Records about charts and figures:
____

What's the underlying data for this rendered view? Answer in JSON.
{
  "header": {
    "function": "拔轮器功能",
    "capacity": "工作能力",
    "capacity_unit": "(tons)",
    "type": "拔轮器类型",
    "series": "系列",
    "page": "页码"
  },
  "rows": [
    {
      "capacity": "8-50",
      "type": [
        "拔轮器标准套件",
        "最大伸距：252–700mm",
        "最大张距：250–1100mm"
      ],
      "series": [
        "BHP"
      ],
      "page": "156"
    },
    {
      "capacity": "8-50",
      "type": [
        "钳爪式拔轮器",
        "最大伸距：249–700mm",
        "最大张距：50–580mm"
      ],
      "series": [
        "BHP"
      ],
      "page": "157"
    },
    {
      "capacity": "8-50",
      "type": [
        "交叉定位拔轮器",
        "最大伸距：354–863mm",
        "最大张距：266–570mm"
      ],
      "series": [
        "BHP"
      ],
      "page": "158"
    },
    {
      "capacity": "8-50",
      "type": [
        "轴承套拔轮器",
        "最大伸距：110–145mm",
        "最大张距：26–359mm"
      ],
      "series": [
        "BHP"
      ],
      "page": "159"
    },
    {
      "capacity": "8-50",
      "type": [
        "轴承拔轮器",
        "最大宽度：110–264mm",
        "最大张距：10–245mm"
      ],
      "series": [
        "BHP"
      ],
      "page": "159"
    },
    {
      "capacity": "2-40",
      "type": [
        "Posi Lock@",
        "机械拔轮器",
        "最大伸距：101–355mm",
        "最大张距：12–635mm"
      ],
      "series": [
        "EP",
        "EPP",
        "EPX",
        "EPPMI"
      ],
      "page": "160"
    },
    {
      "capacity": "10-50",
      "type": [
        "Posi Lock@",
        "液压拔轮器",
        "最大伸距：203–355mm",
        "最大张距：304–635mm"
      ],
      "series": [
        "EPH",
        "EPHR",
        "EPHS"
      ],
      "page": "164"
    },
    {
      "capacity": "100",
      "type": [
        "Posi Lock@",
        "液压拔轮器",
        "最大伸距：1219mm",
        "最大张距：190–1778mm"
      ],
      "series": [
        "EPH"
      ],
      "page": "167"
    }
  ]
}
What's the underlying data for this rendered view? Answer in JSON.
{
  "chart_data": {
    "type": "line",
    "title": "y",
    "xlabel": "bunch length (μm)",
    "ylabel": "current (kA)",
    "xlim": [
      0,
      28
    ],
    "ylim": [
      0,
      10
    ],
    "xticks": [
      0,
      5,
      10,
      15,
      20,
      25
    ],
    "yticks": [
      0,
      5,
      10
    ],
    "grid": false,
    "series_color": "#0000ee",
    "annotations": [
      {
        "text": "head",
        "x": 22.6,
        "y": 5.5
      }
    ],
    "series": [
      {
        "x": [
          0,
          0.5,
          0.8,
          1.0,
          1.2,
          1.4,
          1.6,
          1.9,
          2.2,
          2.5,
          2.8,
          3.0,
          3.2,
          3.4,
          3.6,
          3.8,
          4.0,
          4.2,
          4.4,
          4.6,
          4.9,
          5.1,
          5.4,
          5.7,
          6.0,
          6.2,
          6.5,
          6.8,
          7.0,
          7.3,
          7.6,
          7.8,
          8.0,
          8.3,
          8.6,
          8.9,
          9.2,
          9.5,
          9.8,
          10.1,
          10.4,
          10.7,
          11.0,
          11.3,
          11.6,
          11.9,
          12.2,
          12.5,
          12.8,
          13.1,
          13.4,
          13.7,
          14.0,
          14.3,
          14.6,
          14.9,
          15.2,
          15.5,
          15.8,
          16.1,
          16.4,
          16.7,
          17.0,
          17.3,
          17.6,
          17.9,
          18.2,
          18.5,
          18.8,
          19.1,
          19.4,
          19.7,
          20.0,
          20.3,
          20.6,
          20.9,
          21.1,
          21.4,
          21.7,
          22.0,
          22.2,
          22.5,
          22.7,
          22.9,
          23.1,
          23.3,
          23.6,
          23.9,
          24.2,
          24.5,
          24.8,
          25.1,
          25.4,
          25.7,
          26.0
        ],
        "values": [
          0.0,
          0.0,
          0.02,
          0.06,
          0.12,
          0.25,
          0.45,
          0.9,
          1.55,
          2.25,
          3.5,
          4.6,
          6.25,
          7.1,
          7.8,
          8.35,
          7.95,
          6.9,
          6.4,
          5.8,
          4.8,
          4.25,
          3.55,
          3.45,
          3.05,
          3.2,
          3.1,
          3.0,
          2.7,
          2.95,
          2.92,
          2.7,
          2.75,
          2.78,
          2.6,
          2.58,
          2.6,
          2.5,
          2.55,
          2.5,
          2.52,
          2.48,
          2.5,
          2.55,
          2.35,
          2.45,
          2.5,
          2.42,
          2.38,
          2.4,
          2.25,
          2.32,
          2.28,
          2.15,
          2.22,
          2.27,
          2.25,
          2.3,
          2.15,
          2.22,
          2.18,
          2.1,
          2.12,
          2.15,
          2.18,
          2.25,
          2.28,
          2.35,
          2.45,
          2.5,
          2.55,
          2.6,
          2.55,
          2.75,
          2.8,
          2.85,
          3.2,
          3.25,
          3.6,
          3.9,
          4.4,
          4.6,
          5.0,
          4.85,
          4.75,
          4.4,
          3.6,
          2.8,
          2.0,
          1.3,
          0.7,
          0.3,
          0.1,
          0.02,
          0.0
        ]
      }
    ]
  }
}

____

**TASK BRIEF**
Write each line above out exactly.

**WORKED SOLUTION**
What's the underlying data for this rendered view? Answer in JSON.
{
  "header": {
    "function": "拔轮器功能",
    "capacity": "工作能力",
    "capacity_unit": "(tons)",
    "type": "拔轮器类型",
    "series": "系列",
    "page": "页码"
  },
  "rows": [
    {
      "capacity": "8-50",
      "type": [
        "拔轮器标准套件",
        "最大伸距：252–700mm",
        "最大张距：250–1100mm"
      ],
      "series": [
        "BHP"
      ],
      "page": "156"
    },
    {
      "capacity": "8-50",
      "type": [
        "钳爪式拔轮器",
        "最大伸距：249–700mm",
        "最大张距：50–580mm"
      ],
      "series": [
        "BHP"
      ],
      "page": "157"
    },
    {
      "capacity": "8-50",
      "type": [
        "交叉定位拔轮器",
        "最大伸距：354–863mm",
        "最大张距：266–570mm"
      ],
      "series": [
        "BHP"
      ],
      "page": "158"
    },
    {
      "capacity": "8-50",
      "type": [
        "轴承套拔轮器",
        "最大伸距：110–145mm",
        "最大张距：26–359mm"
      ],
      "series": [
        "BHP"
      ],
      "page": "159"
    },
    {
      "capacity": "8-50",
      "type": [
        "轴承拔轮器",
        "最大宽度：110–264mm",
        "最大张距：10–245mm"
      ],
      "series": [
        "BHP"
      ],
      "page": "159"
    },
    {
      "capacity": "2-40",
      "type": [
        "Posi Lock@",
        "机械拔轮器",
        "最大伸距：101–355mm",
        "最大张距：12–635mm"
      ],
      "series": [
        "EP",
        "EPP",
        "EPX",
        "EPPMI"
      ],
      "page": "160"
    },
    {
      "capacity": "10-50",
      "type": [
        "Posi Lock@",
        "液压拔轮器",
        "最大伸距：203–355mm",
        "最大张距：304–635mm"
      ],
      "series": [
        "EPH",
        "EPHR",
        "EPHS"
      ],
      "page": "164"
    },
    {
      "capacity": "100",
      "type": [
        "Posi Lock@",
        "液压拔轮器",
        "最大伸距：1219mm",
        "最大张距：190–1778mm"
      ],
      "series": [
        "EPH"
      ],
      "page": "167"
    }
  ]
}
What's the underlying data for this rendered view? Answer in JSON.
{
  "chart_data": {
    "type": "line",
    "title": "y",
    "xlabel": "bunch length (μm)",
    "ylabel": "current (kA)",
    "xlim": [
      0,
      28
    ],
    "ylim": [
      0,
      10
    ],
    "xticks": [
      0,
      5,
      10,
      15,
      20,
      25
    ],
    "yticks": [
      0,
      5,
      10
    ],
    "grid": false,
    "series_color": "#0000ee",
    "annotations": [
      {
        "text": "head",
        "x": 22.6,
        "y": 5.5
      }
    ],
    "series": [
      {
        "x": [
          0,
          0.5,
          0.8,
          1.0,
          1.2,
          1.4,
          1.6,
          1.9,
          2.2,
          2.5,
          2.8,
          3.0,
          3.2,
          3.4,
          3.6,
          3.8,
          4.0,
          4.2,
          4.4,
          4.6,
          4.9,
          5.1,
          5.4,
          5.7,
          6.0,
          6.2,
          6.5,
          6.8,
          7.0,
          7.3,
          7.6,
          7.8,
          8.0,
          8.3,
          8.6,
          8.9,
          9.2,
          9.5,
          9.8,
          10.1,
          10.4,
          10.7,
          11.0,
          11.3,
          11.6,
          11.9,
          12.2,
          12.5,
          12.8,
          13.1,
          13.4,
          13.7,
          14.0,
          14.3,
          14.6,
          14.9,
          15.2,
          15.5,
          15.8,
          16.1,
          16.4,
          16.7,
          17.0,
          17.3,
          17.6,
          17.9,
          18.2,
          18.5,
          18.8,
          19.1,
          19.4,
          19.7,
          20.0,
          20.3,
          20.6,
          20.9,
          21.1,
          21.4,
          21.7,
          22.0,
          22.2,
          22.5,
          22.7,
          22.9,
          23.1,
          23.3,
          23.6,
          23.9,
          24.2,
          24.5,
          24.8,
          25.1,
          25.4,
          25.7,
          26.0
        ],
        "values": [
          0.0,
          0.0,
          0.02,
          0.06,
          0.12,
          0.25,
          0.45,
          0.9,
          1.55,
          2.25,
          3.5,
          4.6,
          6.25,
          7.1,
          7.8,
          8.35,
          7.95,
          6.9,
          6.4,
          5.8,
          4.8,
          4.25,
          3.55,
          3.45,
          3.05,
          3.2,
          3.1,
          3.0,
          2.7,
          2.95,
          2.92,
          2.7,
          2.75,
          2.78,
          2.6,
          2.58,
          2.6,
          2.5,
          2.55,
          2.5,
          2.52,
          2.48,
          2.5,
          2.55,
          2.35,
          2.45,
          2.5,
          2.42,
          2.38,
          2.4,
          2.25,
          2.32,
          2.28,
          2.15,
          2.22,
          2.27,
          2.25,
          2.3,
          2.15,
          2.22,
          2.18,
          2.1,
          2.12,
          2.15,
          2.18,
          2.25,
          2.28,
          2.35,
          2.45,
          2.5,
          2.55,
          2.6,
          2.55,
          2.75,
          2.8,
          2.85,
          3.2,
          3.25,
          3.6,
          3.9,
          4.4,
          4.6,
          5.0,
          4.85,
          4.75,
          4.4,
          3.6,
          2.8,
          2.0,
          1.3,
          0.7,
          0.3,
          0.1,
          0.02,
          0.0
        ]
      }
    ]
  }
}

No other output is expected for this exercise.